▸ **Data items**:
───
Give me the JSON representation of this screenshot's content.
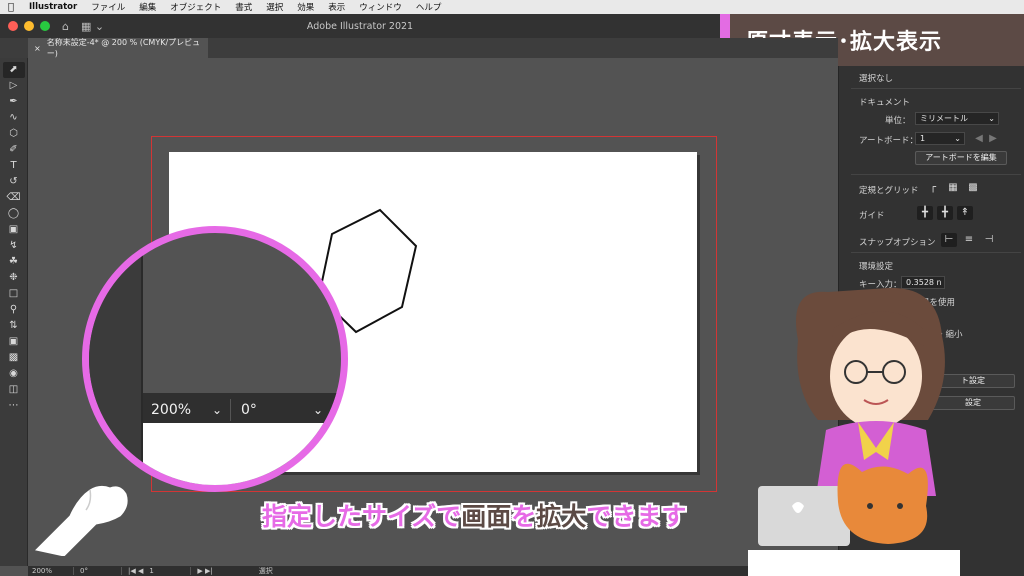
{
  "menubar": {
    "app": "Illustrator",
    "items": [
      "ファイル",
      "編集",
      "オブジェクト",
      "書式",
      "選択",
      "効果",
      "表示",
      "ウィンドウ",
      "ヘルプ"
    ]
  },
  "window": {
    "title": "Adobe Illustrator 2021"
  },
  "document_tab": {
    "label": "名称未設定-4* @ 200 % (CMYK/プレビュー)"
  },
  "caption": {
    "text": "原寸表示･拡大表示"
  },
  "properties_panel": {
    "selection": "選択なし",
    "document_heading": "ドキュメント",
    "units_label": "単位：",
    "units_value": "ミリメートル",
    "artboard_label": "アートボード：",
    "artboard_value": "1",
    "edit_artboard_button": "アートボードを編集",
    "rulers_grids_label": "定規とグリッド",
    "guides_label": "ガイド",
    "snap_label": "スナップオプション",
    "preferences_heading": "環境設定",
    "keyboard_increment_label": "キー入力：",
    "keyboard_increment_value": "0.3528 n",
    "use_preview_bounds_text": "界を使用",
    "scale_text": "・縮小",
    "document_setup_button": "ト設定",
    "preferences_button": "設定"
  },
  "magnifier": {
    "zoom_value": "200%",
    "rotation_value": "0°"
  },
  "statusbar": {
    "zoom": "200%",
    "rotation": "0°",
    "artboard": "1",
    "tool": "選択"
  },
  "subtitle": {
    "part1": "指定したサイズで",
    "part2": "画面",
    "part3": "を",
    "part4": "拡大",
    "part5": "できます"
  },
  "colors": {
    "accent_pink": "#e66ae6",
    "caption_bg": "#5c4a45",
    "bleed_red": "#d23535"
  }
}
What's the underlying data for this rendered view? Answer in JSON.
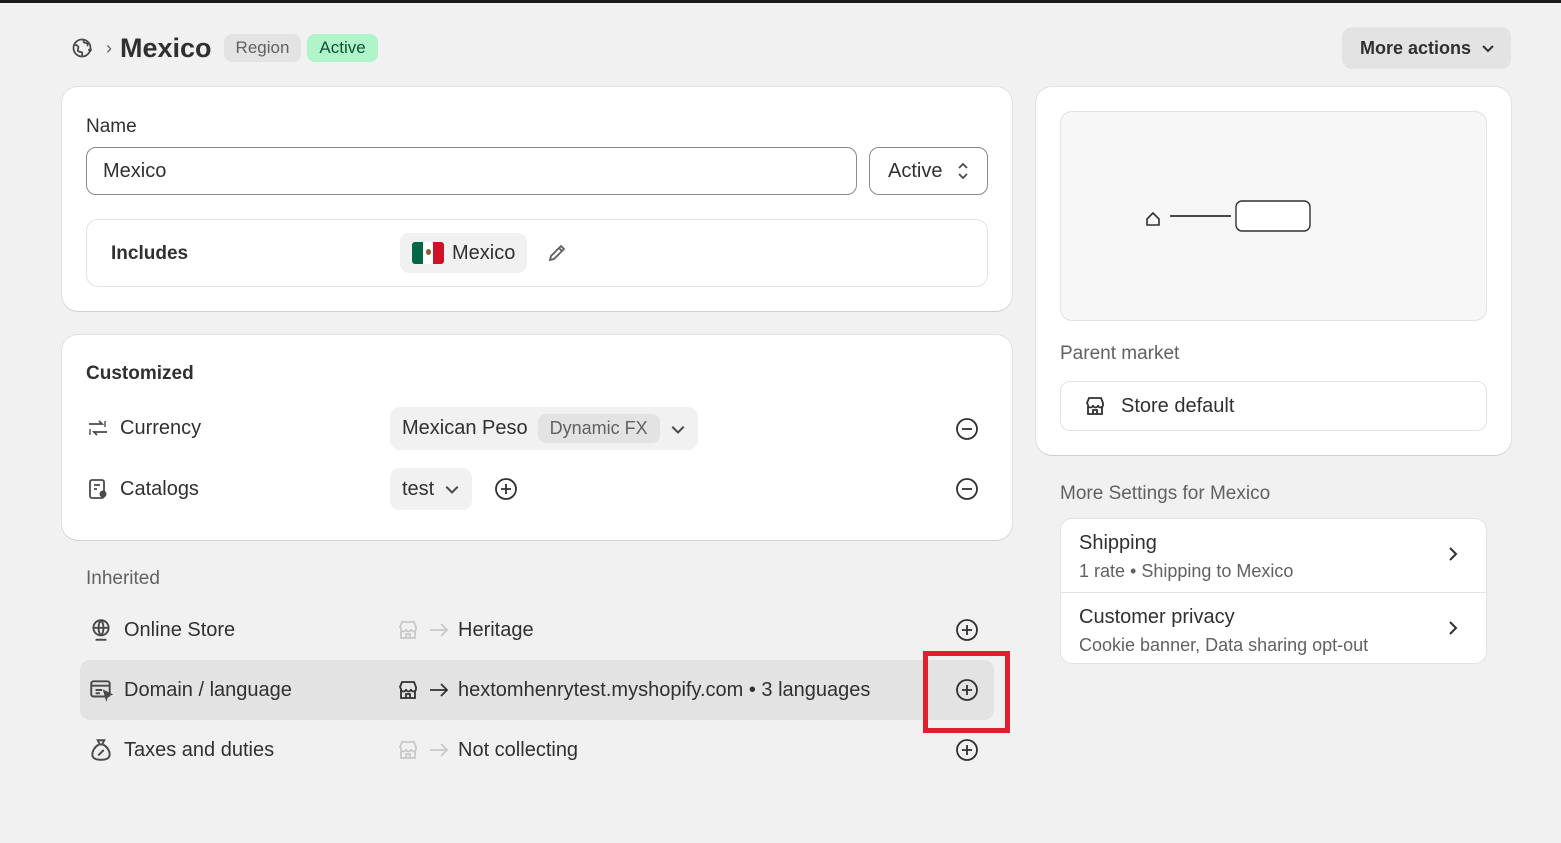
{
  "header": {
    "title": "Mexico",
    "badge_region": "Region",
    "badge_status": "Active",
    "more_actions": "More actions"
  },
  "name_card": {
    "name_label": "Name",
    "name_value": "Mexico",
    "status_value": "Active",
    "includes_label": "Includes",
    "included_country": "Mexico"
  },
  "customized": {
    "title": "Customized",
    "currency_label": "Currency",
    "currency_value": "Mexican Peso",
    "currency_badge": "Dynamic FX",
    "catalogs_label": "Catalogs",
    "catalogs_value": "test"
  },
  "inherited": {
    "title": "Inherited",
    "rows": [
      {
        "label": "Online Store",
        "value": "Heritage"
      },
      {
        "label": "Domain / language",
        "value": "hextomhenrytest.myshopify.com • 3 languages"
      },
      {
        "label": "Taxes and duties",
        "value": "Not collecting"
      }
    ]
  },
  "market_panel": {
    "parent_label": "Parent market",
    "parent_value": "Store default"
  },
  "more_settings": {
    "title": "More Settings for Mexico",
    "items": [
      {
        "title": "Shipping",
        "subtitle": "1 rate • Shipping to Mexico"
      },
      {
        "title": "Customer privacy",
        "subtitle": "Cookie banner, Data sharing opt-out"
      }
    ]
  },
  "colors": {
    "active_badge_bg": "#aff5c9",
    "active_badge_text": "#0c5132",
    "highlight": "#e0202e",
    "page_bg": "#f1f1f1"
  }
}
───
Working from the lines above, reproduce the material exactly and exclude its pictures.

▸ **RESPONSE BELOW**:
Give me the JSON representation of this screenshot's content.
{
  "menubar": {
    "app": "Illustrator",
    "items": [
      "ファイル",
      "編集",
      "オブジェクト",
      "書式",
      "選択",
      "効果",
      "表示",
      "ウィンドウ",
      "ヘルプ"
    ]
  },
  "window": {
    "title": "Adobe Illustrator 2021"
  },
  "document_tab": {
    "label": "名称未設定-4* @ 200 % (CMYK/プレビュー)"
  },
  "caption": {
    "text": "原寸表示･拡大表示"
  },
  "properties_panel": {
    "selection": "選択なし",
    "document_heading": "ドキュメント",
    "units_label": "単位：",
    "units_value": "ミリメートル",
    "artboard_label": "アートボード：",
    "artboard_value": "1",
    "edit_artboard_button": "アートボードを編集",
    "rulers_grids_label": "定規とグリッド",
    "guides_label": "ガイド",
    "snap_label": "スナップオプション",
    "preferences_heading": "環境設定",
    "keyboard_increment_label": "キー入力：",
    "keyboard_increment_value": "0.3528 n",
    "use_preview_bounds_text": "界を使用",
    "scale_text": "・縮小",
    "document_setup_button": "ト設定",
    "preferences_button": "設定"
  },
  "magnifier": {
    "zoom_value": "200%",
    "rotation_value": "0°"
  },
  "statusbar": {
    "zoom": "200%",
    "rotation": "0°",
    "artboard": "1",
    "tool": "選択"
  },
  "subtitle": {
    "part1": "指定したサイズで",
    "part2": "画面",
    "part3": "を",
    "part4": "拡大",
    "part5": "できます"
  },
  "colors": {
    "accent_pink": "#e66ae6",
    "caption_bg": "#5c4a45",
    "bleed_red": "#d23535"
  }
}
What's the underlying data for this rendered view? Answer in JSON.
{
  "header": {
    "title": "Mexico",
    "badge_region": "Region",
    "badge_status": "Active",
    "more_actions": "More actions"
  },
  "name_card": {
    "name_label": "Name",
    "name_value": "Mexico",
    "status_value": "Active",
    "includes_label": "Includes",
    "included_country": "Mexico"
  },
  "customized": {
    "title": "Customized",
    "currency_label": "Currency",
    "currency_value": "Mexican Peso",
    "currency_badge": "Dynamic FX",
    "catalogs_label": "Catalogs",
    "catalogs_value": "test"
  },
  "inherited": {
    "title": "Inherited",
    "rows": [
      {
        "label": "Online Store",
        "value": "Heritage"
      },
      {
        "label": "Domain / language",
        "value": "hextomhenrytest.myshopify.com • 3 languages"
      },
      {
        "label": "Taxes and duties",
        "value": "Not collecting"
      }
    ]
  },
  "market_panel": {
    "parent_label": "Parent market",
    "parent_value": "Store default"
  },
  "more_settings": {
    "title": "More Settings for Mexico",
    "items": [
      {
        "title": "Shipping",
        "subtitle": "1 rate • Shipping to Mexico"
      },
      {
        "title": "Customer privacy",
        "subtitle": "Cookie banner, Data sharing opt-out"
      }
    ]
  },
  "colors": {
    "active_badge_bg": "#aff5c9",
    "active_badge_text": "#0c5132",
    "highlight": "#e0202e",
    "page_bg": "#f1f1f1"
  }
}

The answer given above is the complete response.